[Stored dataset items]
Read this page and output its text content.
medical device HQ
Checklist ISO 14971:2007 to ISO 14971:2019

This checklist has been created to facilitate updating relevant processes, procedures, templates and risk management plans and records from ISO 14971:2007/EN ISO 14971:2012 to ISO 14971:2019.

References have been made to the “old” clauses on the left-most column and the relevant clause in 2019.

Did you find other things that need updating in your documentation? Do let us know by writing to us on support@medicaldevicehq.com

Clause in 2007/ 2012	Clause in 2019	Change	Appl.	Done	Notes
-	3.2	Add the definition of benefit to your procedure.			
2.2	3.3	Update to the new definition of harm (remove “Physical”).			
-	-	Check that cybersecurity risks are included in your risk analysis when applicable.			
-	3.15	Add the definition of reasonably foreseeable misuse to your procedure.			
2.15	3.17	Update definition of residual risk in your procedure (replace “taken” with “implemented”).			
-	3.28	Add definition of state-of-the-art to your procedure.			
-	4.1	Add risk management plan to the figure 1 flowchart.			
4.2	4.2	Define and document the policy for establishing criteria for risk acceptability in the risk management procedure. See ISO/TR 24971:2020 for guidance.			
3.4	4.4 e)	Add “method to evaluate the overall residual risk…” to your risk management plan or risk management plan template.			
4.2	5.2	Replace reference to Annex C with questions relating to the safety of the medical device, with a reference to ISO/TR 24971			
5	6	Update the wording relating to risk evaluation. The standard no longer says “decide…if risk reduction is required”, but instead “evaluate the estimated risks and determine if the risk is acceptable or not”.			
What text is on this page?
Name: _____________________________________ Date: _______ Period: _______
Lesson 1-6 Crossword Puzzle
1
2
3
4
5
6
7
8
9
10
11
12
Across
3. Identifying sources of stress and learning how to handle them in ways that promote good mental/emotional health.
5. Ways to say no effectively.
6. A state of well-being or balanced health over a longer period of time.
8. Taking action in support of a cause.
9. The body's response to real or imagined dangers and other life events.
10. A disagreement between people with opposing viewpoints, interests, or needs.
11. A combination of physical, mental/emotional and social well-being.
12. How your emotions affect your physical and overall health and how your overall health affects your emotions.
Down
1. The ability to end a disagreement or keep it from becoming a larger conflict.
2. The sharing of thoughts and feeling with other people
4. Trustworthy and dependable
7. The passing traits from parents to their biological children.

> [STATED EXERCISE]: Repeat every entry word for word.

> [FINISHED EXERCISE]:
Read this page and output its text content.
medical device HQ
Checklist ISO 14971:2007 to ISO 14971:2019

This checklist has been created to facilitate updating relevant processes, procedures, templates and risk management plans and records from ISO 14971:2007/EN ISO 14971:2012 to ISO 14971:2019.

References have been made to the “old” clauses on the left-most column and the relevant clause in 2019.

Did you find other things that need updating in your documentation? Do let us know by writing to us on support@medicaldevicehq.com

Clause in 2007/ 2012	Clause in 2019	Change	Appl.	Done	Notes
-	3.2	Add the definition of benefit to your procedure.			
2.2	3.3	Update to the new definition of harm (remove “Physical”).			
-	-	Check that cybersecurity risks are included in your risk analysis when applicable.			
-	3.15	Add the definition of reasonably foreseeable misuse to your procedure.			
2.15	3.17	Update definition of residual risk in your procedure (replace “taken” with “implemented”).			
-	3.28	Add definition of state-of-the-art to your procedure.			
-	4.1	Add risk management plan to the figure 1 flowchart.			
4.2	4.2	Define and document the policy for establishing criteria for risk acceptability in the risk management procedure. See ISO/TR 24971:2020 for guidance.			
3.4	4.4 e)	Add “method to evaluate the overall residual risk…” to your risk management plan or risk management plan template.			
4.2	5.2	Replace reference to Annex C with questions relating to the safety of the medical device, with a reference to ISO/TR 24971			
5	6	Update the wording relating to risk evaluation. The standard no longer says “decide…if risk reduction is required”, but instead “evaluate the estimated risks and determine if the risk is acceptable or not”.			
What text is on this page?
Name: _____________________________________ Date: _______ Period: _______
Lesson 1-6 Crossword Puzzle
1
2
3
4
5
6
7
8
9
10
11
12
Across
3. Identifying sources of stress and learning how to handle them in ways that promote good mental/emotional health.
5. Ways to say no effectively.
6. A state of well-being or balanced health over a longer period of time.
8. Taking action in support of a cause.
9. The body's response to real or imagined dangers and other life events.
10. A disagreement between people with opposing viewpoints, interests, or needs.
11. A combination of physical, mental/emotional and social well-being.
12. How your emotions affect your physical and overall health and how your overall health affects your emotions.
Down
1. The ability to end a disagreement or keep it from becoming a larger conflict.
2. The sharing of thoughts and feeling with other people
4. Trustworthy and dependable
7. The passing traits from parents to their biological children.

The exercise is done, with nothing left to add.